** BEGIN SOURCE DATA **

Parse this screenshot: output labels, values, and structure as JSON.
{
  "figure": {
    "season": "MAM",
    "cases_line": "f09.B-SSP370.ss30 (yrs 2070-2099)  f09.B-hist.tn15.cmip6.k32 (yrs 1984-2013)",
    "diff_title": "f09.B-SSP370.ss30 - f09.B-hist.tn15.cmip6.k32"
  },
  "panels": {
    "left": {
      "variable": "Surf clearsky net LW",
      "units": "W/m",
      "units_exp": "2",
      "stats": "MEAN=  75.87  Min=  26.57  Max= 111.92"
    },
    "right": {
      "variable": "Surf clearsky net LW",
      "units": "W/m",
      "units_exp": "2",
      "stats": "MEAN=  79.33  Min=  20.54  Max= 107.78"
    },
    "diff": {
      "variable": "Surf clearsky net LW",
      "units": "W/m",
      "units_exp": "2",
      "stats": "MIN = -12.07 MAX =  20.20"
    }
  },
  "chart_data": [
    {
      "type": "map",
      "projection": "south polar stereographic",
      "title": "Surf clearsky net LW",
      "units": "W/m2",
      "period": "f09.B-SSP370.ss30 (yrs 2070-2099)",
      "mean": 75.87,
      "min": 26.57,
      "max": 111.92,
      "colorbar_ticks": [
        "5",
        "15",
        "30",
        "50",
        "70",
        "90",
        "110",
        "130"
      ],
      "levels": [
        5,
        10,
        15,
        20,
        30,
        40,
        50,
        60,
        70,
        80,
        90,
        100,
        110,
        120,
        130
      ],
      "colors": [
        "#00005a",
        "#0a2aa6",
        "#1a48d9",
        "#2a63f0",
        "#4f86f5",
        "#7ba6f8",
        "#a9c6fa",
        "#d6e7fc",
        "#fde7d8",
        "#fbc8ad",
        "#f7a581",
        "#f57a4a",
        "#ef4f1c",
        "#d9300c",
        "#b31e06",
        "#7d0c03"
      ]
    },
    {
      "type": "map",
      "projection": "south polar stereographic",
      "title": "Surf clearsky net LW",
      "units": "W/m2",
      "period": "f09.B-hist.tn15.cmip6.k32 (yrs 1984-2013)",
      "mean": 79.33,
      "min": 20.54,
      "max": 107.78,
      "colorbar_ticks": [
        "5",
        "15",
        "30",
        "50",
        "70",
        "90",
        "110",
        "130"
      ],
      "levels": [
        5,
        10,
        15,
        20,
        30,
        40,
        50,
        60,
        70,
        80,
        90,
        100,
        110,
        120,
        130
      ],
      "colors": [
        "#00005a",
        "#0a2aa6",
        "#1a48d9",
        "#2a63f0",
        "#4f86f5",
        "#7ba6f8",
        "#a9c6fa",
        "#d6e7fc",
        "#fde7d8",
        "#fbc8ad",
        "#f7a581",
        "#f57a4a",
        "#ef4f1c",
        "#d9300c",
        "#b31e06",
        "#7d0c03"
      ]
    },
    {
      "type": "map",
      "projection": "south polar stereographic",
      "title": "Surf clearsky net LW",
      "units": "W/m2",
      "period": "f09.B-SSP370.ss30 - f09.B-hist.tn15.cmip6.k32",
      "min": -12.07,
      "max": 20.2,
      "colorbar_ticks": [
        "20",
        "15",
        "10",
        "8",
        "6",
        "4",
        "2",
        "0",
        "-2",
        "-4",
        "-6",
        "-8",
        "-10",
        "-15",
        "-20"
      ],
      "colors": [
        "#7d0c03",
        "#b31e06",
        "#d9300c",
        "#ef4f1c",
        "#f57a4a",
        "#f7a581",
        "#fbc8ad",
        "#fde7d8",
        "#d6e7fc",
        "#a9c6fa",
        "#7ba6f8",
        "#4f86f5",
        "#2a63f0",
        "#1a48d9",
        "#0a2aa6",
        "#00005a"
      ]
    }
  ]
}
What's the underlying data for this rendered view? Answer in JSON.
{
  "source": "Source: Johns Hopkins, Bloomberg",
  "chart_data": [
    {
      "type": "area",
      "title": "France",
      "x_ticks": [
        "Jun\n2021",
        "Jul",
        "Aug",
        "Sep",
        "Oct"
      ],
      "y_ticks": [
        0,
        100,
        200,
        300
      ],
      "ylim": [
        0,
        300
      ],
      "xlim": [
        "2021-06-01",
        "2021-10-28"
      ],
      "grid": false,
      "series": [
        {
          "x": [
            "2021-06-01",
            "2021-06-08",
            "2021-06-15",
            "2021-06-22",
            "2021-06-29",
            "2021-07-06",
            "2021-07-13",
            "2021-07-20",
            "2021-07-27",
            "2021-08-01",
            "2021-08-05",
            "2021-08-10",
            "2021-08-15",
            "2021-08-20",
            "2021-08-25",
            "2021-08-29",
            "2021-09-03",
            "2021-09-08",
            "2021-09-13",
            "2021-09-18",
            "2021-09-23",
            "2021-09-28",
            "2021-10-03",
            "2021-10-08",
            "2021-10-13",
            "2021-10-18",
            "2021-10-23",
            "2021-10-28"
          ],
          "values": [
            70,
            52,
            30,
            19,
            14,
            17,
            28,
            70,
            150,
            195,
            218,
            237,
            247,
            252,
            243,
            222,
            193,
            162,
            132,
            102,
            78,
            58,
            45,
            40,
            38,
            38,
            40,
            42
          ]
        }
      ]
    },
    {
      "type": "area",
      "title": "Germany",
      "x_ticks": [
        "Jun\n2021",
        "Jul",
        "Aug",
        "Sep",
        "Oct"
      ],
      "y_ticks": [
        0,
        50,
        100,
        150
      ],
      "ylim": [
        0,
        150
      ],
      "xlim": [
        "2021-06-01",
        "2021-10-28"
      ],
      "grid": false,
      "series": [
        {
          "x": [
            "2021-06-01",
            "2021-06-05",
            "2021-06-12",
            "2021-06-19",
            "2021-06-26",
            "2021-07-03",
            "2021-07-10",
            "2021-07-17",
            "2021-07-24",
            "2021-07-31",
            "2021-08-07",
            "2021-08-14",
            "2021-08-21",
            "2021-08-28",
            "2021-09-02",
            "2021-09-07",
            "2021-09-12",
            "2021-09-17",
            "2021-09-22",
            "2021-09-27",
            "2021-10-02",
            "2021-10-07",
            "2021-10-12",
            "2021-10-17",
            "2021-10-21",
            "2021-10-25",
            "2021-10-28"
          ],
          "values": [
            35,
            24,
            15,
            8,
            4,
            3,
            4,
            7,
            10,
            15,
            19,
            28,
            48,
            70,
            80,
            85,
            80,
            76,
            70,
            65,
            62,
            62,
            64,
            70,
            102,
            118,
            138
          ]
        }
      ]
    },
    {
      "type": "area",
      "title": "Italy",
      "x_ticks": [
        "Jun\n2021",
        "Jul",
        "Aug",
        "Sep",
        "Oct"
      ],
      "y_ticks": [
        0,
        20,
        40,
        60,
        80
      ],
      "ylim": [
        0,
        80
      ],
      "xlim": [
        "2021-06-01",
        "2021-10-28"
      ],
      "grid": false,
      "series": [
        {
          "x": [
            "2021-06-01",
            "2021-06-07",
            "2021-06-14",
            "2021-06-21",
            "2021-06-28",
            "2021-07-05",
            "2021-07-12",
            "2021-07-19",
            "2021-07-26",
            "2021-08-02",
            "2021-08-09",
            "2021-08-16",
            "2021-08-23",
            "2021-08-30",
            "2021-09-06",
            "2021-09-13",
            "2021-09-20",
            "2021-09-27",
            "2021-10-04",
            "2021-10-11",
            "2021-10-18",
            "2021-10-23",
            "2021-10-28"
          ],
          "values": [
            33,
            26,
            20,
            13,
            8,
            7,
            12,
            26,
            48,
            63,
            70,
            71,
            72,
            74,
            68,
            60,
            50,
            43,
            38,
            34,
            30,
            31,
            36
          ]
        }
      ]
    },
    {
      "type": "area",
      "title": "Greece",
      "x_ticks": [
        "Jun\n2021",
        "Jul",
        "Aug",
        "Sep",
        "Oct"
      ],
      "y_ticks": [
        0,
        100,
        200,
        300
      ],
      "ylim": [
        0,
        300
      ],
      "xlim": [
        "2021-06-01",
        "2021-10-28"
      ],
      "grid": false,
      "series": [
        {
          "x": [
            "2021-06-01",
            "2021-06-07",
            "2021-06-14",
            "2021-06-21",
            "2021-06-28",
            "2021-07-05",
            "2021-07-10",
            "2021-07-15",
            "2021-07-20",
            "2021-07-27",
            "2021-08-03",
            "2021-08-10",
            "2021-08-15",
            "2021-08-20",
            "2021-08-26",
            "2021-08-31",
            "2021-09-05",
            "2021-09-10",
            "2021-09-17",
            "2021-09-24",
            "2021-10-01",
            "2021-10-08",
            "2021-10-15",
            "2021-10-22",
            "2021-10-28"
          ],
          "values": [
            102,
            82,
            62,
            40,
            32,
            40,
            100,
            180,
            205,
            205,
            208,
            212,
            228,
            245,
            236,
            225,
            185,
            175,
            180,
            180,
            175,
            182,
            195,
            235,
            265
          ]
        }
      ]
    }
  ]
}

** END SOURCE DATA **

PROBLEM REQUIREMENTS> Each line containing the word "JSON" counts once; say how many such lines there are, giving only the number.

CORRECT OUTPUT> 2